◆ Source material:
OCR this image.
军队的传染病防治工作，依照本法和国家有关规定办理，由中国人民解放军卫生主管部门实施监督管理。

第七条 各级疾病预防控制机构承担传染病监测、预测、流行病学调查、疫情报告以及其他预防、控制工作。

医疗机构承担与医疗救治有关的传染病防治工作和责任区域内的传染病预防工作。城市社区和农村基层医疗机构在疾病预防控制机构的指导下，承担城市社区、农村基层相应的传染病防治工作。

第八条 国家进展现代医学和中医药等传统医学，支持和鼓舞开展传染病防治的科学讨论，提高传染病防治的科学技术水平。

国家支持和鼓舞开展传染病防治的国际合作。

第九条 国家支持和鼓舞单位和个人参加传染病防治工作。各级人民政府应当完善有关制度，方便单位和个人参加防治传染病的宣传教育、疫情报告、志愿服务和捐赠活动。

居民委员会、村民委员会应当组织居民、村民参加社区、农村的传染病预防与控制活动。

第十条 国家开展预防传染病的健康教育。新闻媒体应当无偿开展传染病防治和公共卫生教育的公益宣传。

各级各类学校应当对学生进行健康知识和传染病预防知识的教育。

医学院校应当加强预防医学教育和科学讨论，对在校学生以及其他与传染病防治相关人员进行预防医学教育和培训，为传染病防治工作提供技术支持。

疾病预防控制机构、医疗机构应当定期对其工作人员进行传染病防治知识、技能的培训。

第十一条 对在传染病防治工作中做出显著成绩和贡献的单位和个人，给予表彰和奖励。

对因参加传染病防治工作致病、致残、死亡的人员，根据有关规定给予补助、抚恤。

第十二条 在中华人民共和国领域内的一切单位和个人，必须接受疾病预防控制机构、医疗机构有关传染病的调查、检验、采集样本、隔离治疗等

◆ Exercise description: Please quote every record above exactly as it appears.

◆ Correct result:
OCR this image.
军队的传染病防治工作，依照本法和国家有关规定办理，由中国人民解放军卫生主管部门实施监督管理。

第七条 各级疾病预防控制机构承担传染病监测、预测、流行病学调查、疫情报告以及其他预防、控制工作。

医疗机构承担与医疗救治有关的传染病防治工作和责任区域内的传染病预防工作。城市社区和农村基层医疗机构在疾病预防控制机构的指导下，承担城市社区、农村基层相应的传染病防治工作。

第八条 国家进展现代医学和中医药等传统医学，支持和鼓舞开展传染病防治的科学讨论，提高传染病防治的科学技术水平。

国家支持和鼓舞开展传染病防治的国际合作。

第九条 国家支持和鼓舞单位和个人参加传染病防治工作。各级人民政府应当完善有关制度，方便单位和个人参加防治传染病的宣传教育、疫情报告、志愿服务和捐赠活动。

居民委员会、村民委员会应当组织居民、村民参加社区、农村的传染病预防与控制活动。

第十条 国家开展预防传染病的健康教育。新闻媒体应当无偿开展传染病防治和公共卫生教育的公益宣传。

各级各类学校应当对学生进行健康知识和传染病预防知识的教育。

医学院校应当加强预防医学教育和科学讨论，对在校学生以及其他与传染病防治相关人员进行预防医学教育和培训，为传染病防治工作提供技术支持。

疾病预防控制机构、医疗机构应当定期对其工作人员进行传染病防治知识、技能的培训。

第十一条 对在传染病防治工作中做出显著成绩和贡献的单位和个人，给予表彰和奖励。

对因参加传染病防治工作致病、致残、死亡的人员，根据有关规定给予补助、抚恤。

第十二条 在中华人民共和国领域内的一切单位和个人，必须接受疾病预防控制机构、医疗机构有关传染病的调查、检验、采集样本、隔离治疗等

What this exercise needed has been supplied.